WHAT THE EXERCISE ASKS: Give the data below again exactly as it stands. Omit the pictures.

###

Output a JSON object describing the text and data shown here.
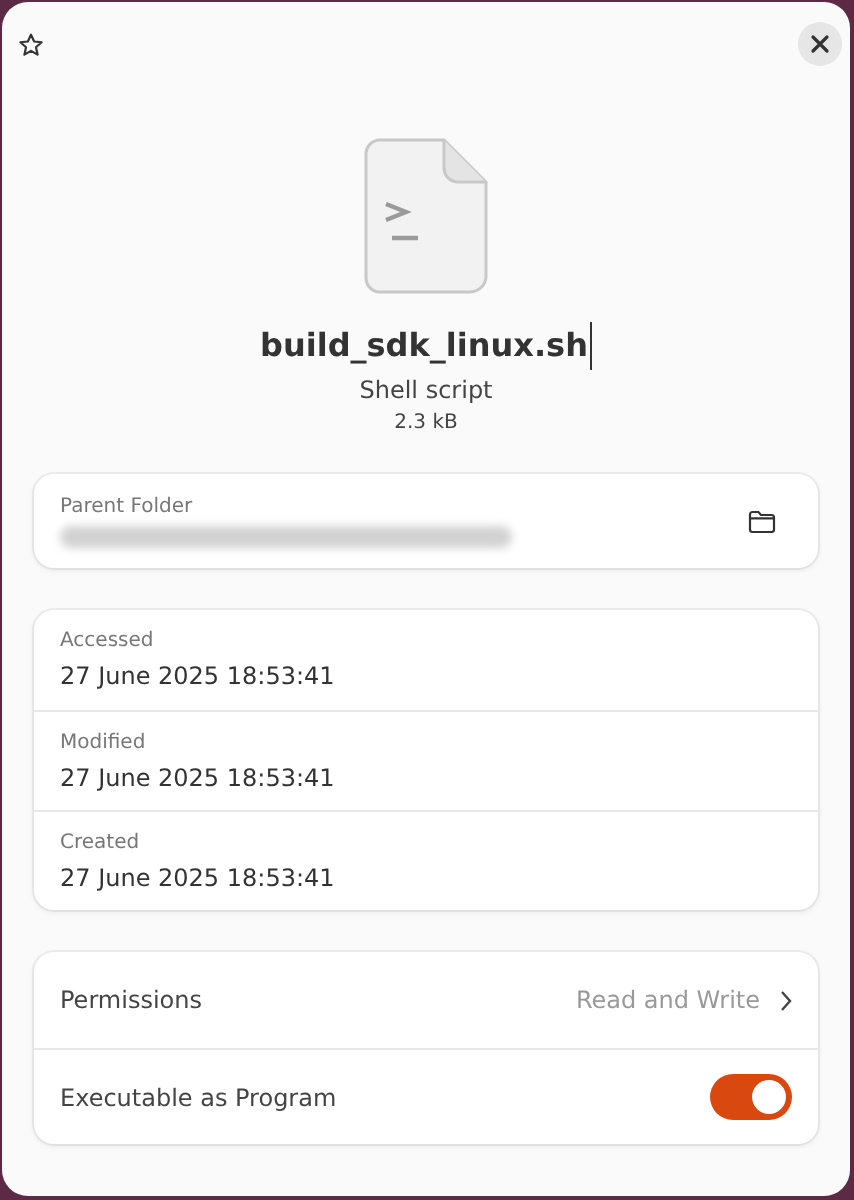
{
  "file": {
    "name": "build_sdk_linux.sh",
    "type": "Shell script",
    "size": "2.3 kB"
  },
  "parent_folder": {
    "label": "Parent Folder"
  },
  "times": [
    {
      "label": "Accessed",
      "value": "27 June 2025 18:53:41"
    },
    {
      "label": "Modified",
      "value": "27 June 2025 18:53:41"
    },
    {
      "label": "Created",
      "value": "27 June 2025 18:53:41"
    }
  ],
  "settings": [
    {
      "kind": "link",
      "label": "Permissions",
      "value": "Read and Write"
    },
    {
      "kind": "switch",
      "label": "Executable as Program",
      "on": true
    }
  ]
}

###

WRITTEN ANSWER:
Output a JSON object describing the text and data shown here.
{
  "file": {
    "name": "build_sdk_linux.sh",
    "type": "Shell script",
    "size": "2.3 kB"
  },
  "parent_folder": {
    "label": "Parent Folder"
  },
  "times": [
    {
      "label": "Accessed",
      "value": "27 June 2025 18:53:41"
    },
    {
      "label": "Modified",
      "value": "27 June 2025 18:53:41"
    },
    {
      "label": "Created",
      "value": "27 June 2025 18:53:41"
    }
  ],
  "settings": [
    {
      "kind": "link",
      "label": "Permissions",
      "value": "Read and Write"
    },
    {
      "kind": "switch",
      "label": "Executable as Program",
      "on": true
    }
  ]
}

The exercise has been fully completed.